Task directions: Transcribe all the entries word for word, omitting any pictures they contain.

Entries supplied:
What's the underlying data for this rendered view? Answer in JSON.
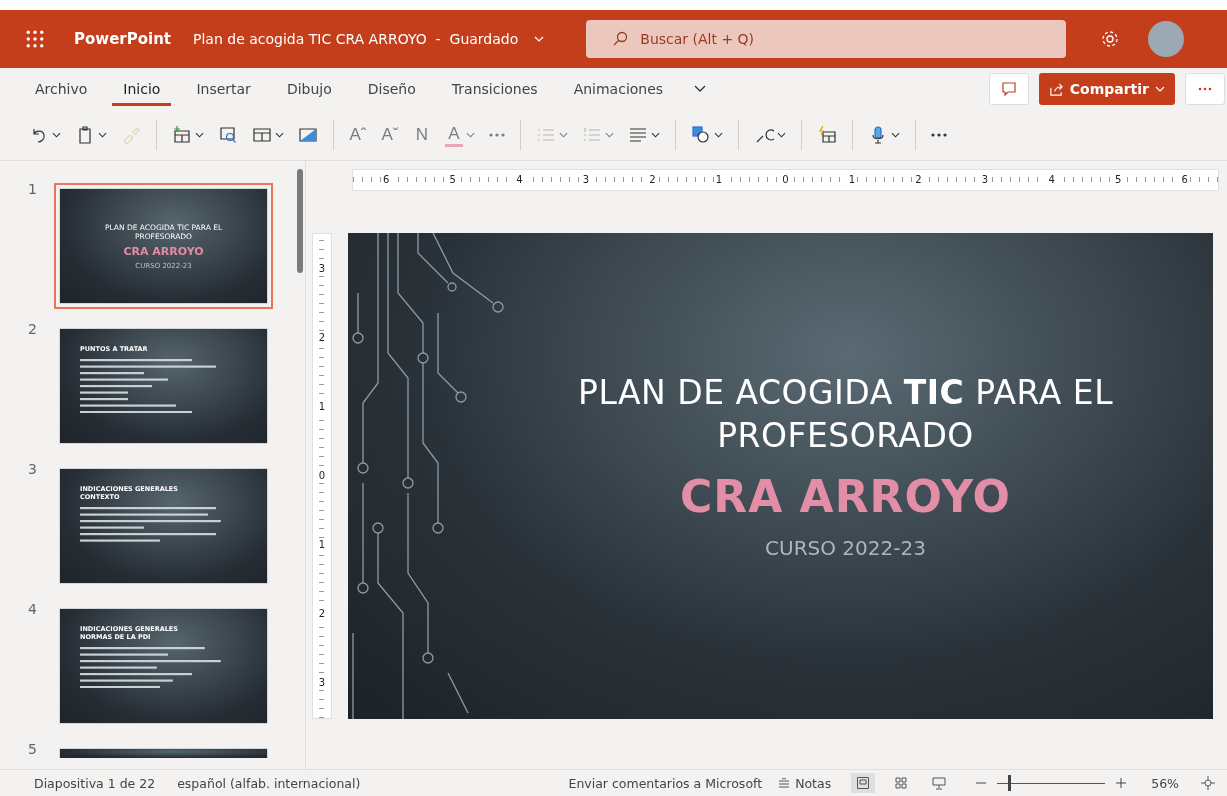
{
  "header": {
    "app_name": "PowerPoint",
    "document_title": "Plan de acogida TIC CRA ARROYO  -  Guardado",
    "search": {
      "placeholder": "Buscar (Alt + Q)"
    }
  },
  "tabs": [
    {
      "label": "Archivo",
      "selected": false
    },
    {
      "label": "Inicio",
      "selected": true
    },
    {
      "label": "Insertar",
      "selected": false
    },
    {
      "label": "Dibujo",
      "selected": false
    },
    {
      "label": "Diseño",
      "selected": false
    },
    {
      "label": "Transiciones",
      "selected": false
    },
    {
      "label": "Animaciones",
      "selected": false
    }
  ],
  "share_button": {
    "label": "Compartir"
  },
  "toolbar": [
    {
      "kind": "undo",
      "dropdown": true,
      "disabled": false
    },
    {
      "kind": "paste",
      "dropdown": true,
      "disabled": false
    },
    {
      "kind": "painter",
      "dropdown": false,
      "disabled": true
    },
    {
      "kind": "separator"
    },
    {
      "kind": "new-slide",
      "dropdown": true,
      "disabled": false
    },
    {
      "kind": "reuse",
      "dropdown": false,
      "disabled": false
    },
    {
      "kind": "layout",
      "dropdown": true,
      "disabled": false
    },
    {
      "kind": "background",
      "dropdown": false,
      "disabled": false
    },
    {
      "kind": "separator"
    },
    {
      "kind": "glyph",
      "glyph": "Aˆ",
      "dropdown": false,
      "disabled": true
    },
    {
      "kind": "glyph",
      "glyph": "Aˇ",
      "dropdown": false,
      "disabled": true
    },
    {
      "kind": "glyph",
      "glyph": "N",
      "dropdown": false,
      "disabled": true
    },
    {
      "kind": "font-color",
      "glyph": "A",
      "dropdown": true,
      "disabled": true
    },
    {
      "kind": "more",
      "dropdown": false,
      "disabled": true
    },
    {
      "kind": "separator"
    },
    {
      "kind": "bullets",
      "dropdown": true,
      "disabled": true
    },
    {
      "kind": "numbering",
      "dropdown": true,
      "disabled": true
    },
    {
      "kind": "align",
      "dropdown": true,
      "disabled": false
    },
    {
      "kind": "separator"
    },
    {
      "kind": "shapes",
      "dropdown": true,
      "disabled": false
    },
    {
      "kind": "separator"
    },
    {
      "kind": "find",
      "dropdown": true,
      "disabled": false
    },
    {
      "kind": "separator"
    },
    {
      "kind": "designer",
      "dropdown": false,
      "disabled": false
    },
    {
      "kind": "separator"
    },
    {
      "kind": "dictate",
      "dropdown": true,
      "disabled": false
    },
    {
      "kind": "separator"
    },
    {
      "kind": "more",
      "dropdown": false,
      "disabled": false
    }
  ],
  "slides": [
    {
      "number": "1",
      "kind": "title",
      "selected": true,
      "title": "PLAN DE ACOGIDA TIC PARA EL PROFESORADO",
      "subtitle": "CRA ARROYO",
      "footer": "CURSO 2022-23"
    },
    {
      "number": "2",
      "kind": "content",
      "selected": false,
      "title": "PUNTOS A TRATAR"
    },
    {
      "number": "3",
      "kind": "content",
      "selected": false,
      "title": "INDICACIONES GENERALES",
      "subtitle": "CONTEXTO"
    },
    {
      "number": "4",
      "kind": "content",
      "selected": false,
      "title": "INDICACIONES GENERALES",
      "subtitle": "NORMAS DE LA PDI"
    },
    {
      "number": "5",
      "kind": "partial",
      "selected": false
    }
  ],
  "ruler": {
    "horizontal": [
      "6",
      "5",
      "4",
      "3",
      "2",
      "1",
      "0",
      "1",
      "2",
      "3",
      "4",
      "5",
      "6"
    ],
    "vertical": [
      "3",
      "2",
      "1",
      "0",
      "1",
      "2",
      "3"
    ]
  },
  "current_slide": {
    "title": "PLAN DE ACOGIDA **TIC** PARA EL PROFESORADO",
    "subtitle": "CRA ARROYO",
    "footer": "CURSO 2022-23"
  },
  "status_bar": {
    "slide_counter": "Diapositiva 1 de 22",
    "language": "español (alfab. internacional)",
    "feedback": "Enviar comentarios a Microsoft",
    "notes_button": "Notas",
    "views": [
      {
        "kind": "normal",
        "selected": true
      },
      {
        "kind": "sorter",
        "selected": false
      },
      {
        "kind": "reading",
        "selected": false
      }
    ],
    "zoom": {
      "level": 0.1,
      "reading": "56%"
    }
  }
}
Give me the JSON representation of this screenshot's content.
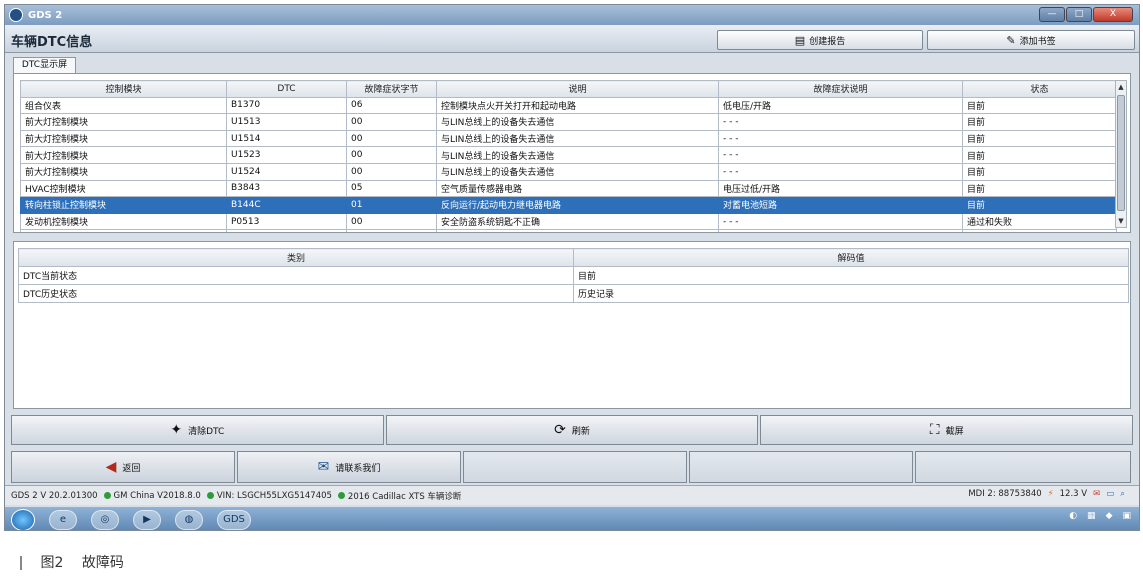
{
  "window": {
    "title": "GDS 2",
    "controls": [
      "—",
      "□",
      "X"
    ]
  },
  "header": {
    "title": "车辆DTC信息",
    "create_report": "创建报告",
    "add_bookmark": "添加书签"
  },
  "tab": {
    "label": "DTC显示屏"
  },
  "dtc_table": {
    "columns": [
      "控制模块",
      "DTC",
      "故障症状字节",
      "说明",
      "故障症状说明",
      "状态"
    ],
    "rows": [
      [
        "组合仪表",
        "B1370",
        "06",
        "控制模块点火开关打开和起动电路",
        "低电压/开路",
        "目前"
      ],
      [
        "前大灯控制模块",
        "U1513",
        "00",
        "与LIN总线上的设备失去通信",
        "- - -",
        "目前"
      ],
      [
        "前大灯控制模块",
        "U1514",
        "00",
        "与LIN总线上的设备失去通信",
        "- - -",
        "目前"
      ],
      [
        "前大灯控制模块",
        "U1523",
        "00",
        "与LIN总线上的设备失去通信",
        "- - -",
        "目前"
      ],
      [
        "前大灯控制模块",
        "U1524",
        "00",
        "与LIN总线上的设备失去通信",
        "- - -",
        "目前"
      ],
      [
        "HVAC控制模块",
        "B3843",
        "05",
        "空气质量传感器电路",
        "电压过低/开路",
        "目前"
      ],
      [
        "转向柱锁止控制模块",
        "B144C",
        "01",
        "反向运行/起动电力继电器电路",
        "对蓄电池短路",
        "目前"
      ],
      [
        "发动机控制模块",
        "P0513",
        "00",
        "安全防盗系统钥匙不正确",
        "- - -",
        "通过和失败"
      ]
    ],
    "selected_row": 6
  },
  "status_table": {
    "columns": [
      "类别",
      "解码值"
    ],
    "rows": [
      [
        "DTC当前状态",
        "目前"
      ],
      [
        "DTC历史状态",
        "历史记录"
      ]
    ]
  },
  "actions": {
    "clear_dtc": "清除DTC",
    "refresh": "刷新",
    "snapshot": "截屏"
  },
  "nav": {
    "back": "返回",
    "contact_us": "请联系我们"
  },
  "info_bar": {
    "version": "GDS 2 V 20.2.01300",
    "region": "GM China V2018.8.0",
    "vin": "VIN: LSGCH55LXG5147405",
    "vehicle": "2016 Cadillac XTS 车辆诊断",
    "mdi": "MDI 2: 88753840",
    "voltage": "12.3 V"
  },
  "taskbar": {
    "gds_label": "GDS"
  },
  "caption": {
    "label": "图2",
    "text": "故障码"
  }
}
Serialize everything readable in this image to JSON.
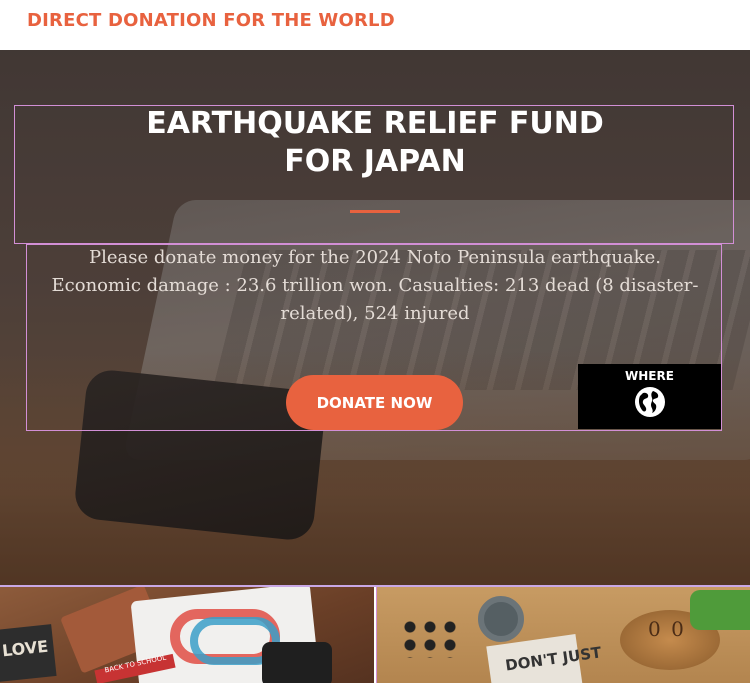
{
  "header": {
    "brand": "DIRECT DONATION FOR THE WORLD"
  },
  "hero": {
    "title_line1": "EARTHQUAKE RELIEF FUND",
    "title_line2": "FOR JAPAN",
    "description": "Please donate money for the 2024 Noto Peninsula earthquake. Economic damage : 23.6 trillion won. Casualties: 213 dead (8 disaster-related), 524 injured",
    "donate_label": "DONATE NOW",
    "where_label": "WHERE",
    "where_icon": "globe-icon"
  },
  "tiles": {
    "left_sign": "LOVE",
    "left_tag": "BACK TO SCHOOL",
    "right_poster": "DON'T JUST",
    "right_dial": "0 0"
  },
  "colors": {
    "accent": "#e8623f",
    "where_bg": "#000000"
  }
}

Exercise result:
What's the underlying data for this rendered view? Answer in JSON.
{
  "header": {
    "app_name": "PowerPoint",
    "document_title": "Plan de acogida TIC CRA ARROYO  -  Guardado",
    "search": {
      "placeholder": "Buscar (Alt + Q)"
    }
  },
  "tabs": [
    {
      "label": "Archivo",
      "selected": false
    },
    {
      "label": "Inicio",
      "selected": true
    },
    {
      "label": "Insertar",
      "selected": false
    },
    {
      "label": "Dibujo",
      "selected": false
    },
    {
      "label": "Diseño",
      "selected": false
    },
    {
      "label": "Transiciones",
      "selected": false
    },
    {
      "label": "Animaciones",
      "selected": false
    }
  ],
  "share_button": {
    "label": "Compartir"
  },
  "toolbar": [
    {
      "kind": "undo",
      "dropdown": true,
      "disabled": false
    },
    {
      "kind": "paste",
      "dropdown": true,
      "disabled": false
    },
    {
      "kind": "painter",
      "dropdown": false,
      "disabled": true
    },
    {
      "kind": "separator"
    },
    {
      "kind": "new-slide",
      "dropdown": true,
      "disabled": false
    },
    {
      "kind": "reuse",
      "dropdown": false,
      "disabled": false
    },
    {
      "kind": "layout",
      "dropdown": true,
      "disabled": false
    },
    {
      "kind": "background",
      "dropdown": false,
      "disabled": false
    },
    {
      "kind": "separator"
    },
    {
      "kind": "glyph",
      "glyph": "Aˆ",
      "dropdown": false,
      "disabled": true
    },
    {
      "kind": "glyph",
      "glyph": "Aˇ",
      "dropdown": false,
      "disabled": true
    },
    {
      "kind": "glyph",
      "glyph": "N",
      "dropdown": false,
      "disabled": true
    },
    {
      "kind": "font-color",
      "glyph": "A",
      "dropdown": true,
      "disabled": true
    },
    {
      "kind": "more",
      "dropdown": false,
      "disabled": true
    },
    {
      "kind": "separator"
    },
    {
      "kind": "bullets",
      "dropdown": true,
      "disabled": true
    },
    {
      "kind": "numbering",
      "dropdown": true,
      "disabled": true
    },
    {
      "kind": "align",
      "dropdown": true,
      "disabled": false
    },
    {
      "kind": "separator"
    },
    {
      "kind": "shapes",
      "dropdown": true,
      "disabled": false
    },
    {
      "kind": "separator"
    },
    {
      "kind": "find",
      "dropdown": true,
      "disabled": false
    },
    {
      "kind": "separator"
    },
    {
      "kind": "designer",
      "dropdown": false,
      "disabled": false
    },
    {
      "kind": "separator"
    },
    {
      "kind": "dictate",
      "dropdown": true,
      "disabled": false
    },
    {
      "kind": "separator"
    },
    {
      "kind": "more",
      "dropdown": false,
      "disabled": false
    }
  ],
  "slides": [
    {
      "number": "1",
      "kind": "title",
      "selected": true,
      "title": "PLAN DE ACOGIDA TIC PARA EL PROFESORADO",
      "subtitle": "CRA ARROYO",
      "footer": "CURSO 2022-23"
    },
    {
      "number": "2",
      "kind": "content",
      "selected": false,
      "title": "PUNTOS A TRATAR"
    },
    {
      "number": "3",
      "kind": "content",
      "selected": false,
      "title": "INDICACIONES GENERALES",
      "subtitle": "CONTEXTO"
    },
    {
      "number": "4",
      "kind": "content",
      "selected": false,
      "title": "INDICACIONES GENERALES",
      "subtitle": "NORMAS DE LA PDI"
    },
    {
      "number": "5",
      "kind": "partial",
      "selected": false
    }
  ],
  "ruler": {
    "horizontal": [
      "6",
      "5",
      "4",
      "3",
      "2",
      "1",
      "0",
      "1",
      "2",
      "3",
      "4",
      "5",
      "6"
    ],
    "vertical": [
      "3",
      "2",
      "1",
      "0",
      "1",
      "2",
      "3"
    ]
  },
  "current_slide": {
    "title": "PLAN DE ACOGIDA **TIC** PARA EL PROFESORADO",
    "subtitle": "CRA ARROYO",
    "footer": "CURSO 2022-23"
  },
  "status_bar": {
    "slide_counter": "Diapositiva 1 de 22",
    "language": "español (alfab. internacional)",
    "feedback": "Enviar comentarios a Microsoft",
    "notes_button": "Notas",
    "views": [
      {
        "kind": "normal",
        "selected": true
      },
      {
        "kind": "sorter",
        "selected": false
      },
      {
        "kind": "reading",
        "selected": false
      }
    ],
    "zoom": {
      "level": 0.1,
      "reading": "56%"
    }
  }
}
Give me the JSON representation of this screenshot's content.
{
  "window": {
    "title": "GDS 2",
    "controls": [
      "—",
      "□",
      "X"
    ]
  },
  "header": {
    "title": "车辆DTC信息",
    "create_report": "创建报告",
    "add_bookmark": "添加书签"
  },
  "tab": {
    "label": "DTC显示屏"
  },
  "dtc_table": {
    "columns": [
      "控制模块",
      "DTC",
      "故障症状字节",
      "说明",
      "故障症状说明",
      "状态"
    ],
    "rows": [
      [
        "组合仪表",
        "B1370",
        "06",
        "控制模块点火开关打开和起动电路",
        "低电压/开路",
        "目前"
      ],
      [
        "前大灯控制模块",
        "U1513",
        "00",
        "与LIN总线上的设备失去通信",
        "- - -",
        "目前"
      ],
      [
        "前大灯控制模块",
        "U1514",
        "00",
        "与LIN总线上的设备失去通信",
        "- - -",
        "目前"
      ],
      [
        "前大灯控制模块",
        "U1523",
        "00",
        "与LIN总线上的设备失去通信",
        "- - -",
        "目前"
      ],
      [
        "前大灯控制模块",
        "U1524",
        "00",
        "与LIN总线上的设备失去通信",
        "- - -",
        "目前"
      ],
      [
        "HVAC控制模块",
        "B3843",
        "05",
        "空气质量传感器电路",
        "电压过低/开路",
        "目前"
      ],
      [
        "转向柱锁止控制模块",
        "B144C",
        "01",
        "反向运行/起动电力继电器电路",
        "对蓄电池短路",
        "目前"
      ],
      [
        "发动机控制模块",
        "P0513",
        "00",
        "安全防盗系统钥匙不正确",
        "- - -",
        "通过和失败"
      ]
    ],
    "selected_row": 6
  },
  "status_table": {
    "columns": [
      "类别",
      "解码值"
    ],
    "rows": [
      [
        "DTC当前状态",
        "目前"
      ],
      [
        "DTC历史状态",
        "历史记录"
      ]
    ]
  },
  "actions": {
    "clear_dtc": "清除DTC",
    "refresh": "刷新",
    "snapshot": "截屏"
  },
  "nav": {
    "back": "返回",
    "contact_us": "请联系我们"
  },
  "info_bar": {
    "version": "GDS 2 V 20.2.01300",
    "region": "GM China V2018.8.0",
    "vin": "VIN: LSGCH55LXG5147405",
    "vehicle": "2016 Cadillac XTS 车辆诊断",
    "mdi": "MDI 2: 88753840",
    "voltage": "12.3 V"
  },
  "taskbar": {
    "gds_label": "GDS"
  },
  "caption": {
    "label": "图2",
    "text": "故障码"
  }
}
Serialize everything readable in this image to JSON.
{
  "header": {
    "brand": "DIRECT DONATION FOR THE WORLD"
  },
  "hero": {
    "title_line1": "EARTHQUAKE RELIEF FUND",
    "title_line2": "FOR JAPAN",
    "description": "Please donate money for the 2024 Noto Peninsula earthquake. Economic damage : 23.6 trillion won. Casualties: 213 dead (8 disaster-related), 524 injured",
    "donate_label": "DONATE NOW",
    "where_label": "WHERE",
    "where_icon": "globe-icon"
  },
  "tiles": {
    "left_sign": "LOVE",
    "left_tag": "BACK TO SCHOOL",
    "right_poster": "DON'T JUST",
    "right_dial": "0 0"
  },
  "colors": {
    "accent": "#e8623f",
    "where_bg": "#000000"
  }
}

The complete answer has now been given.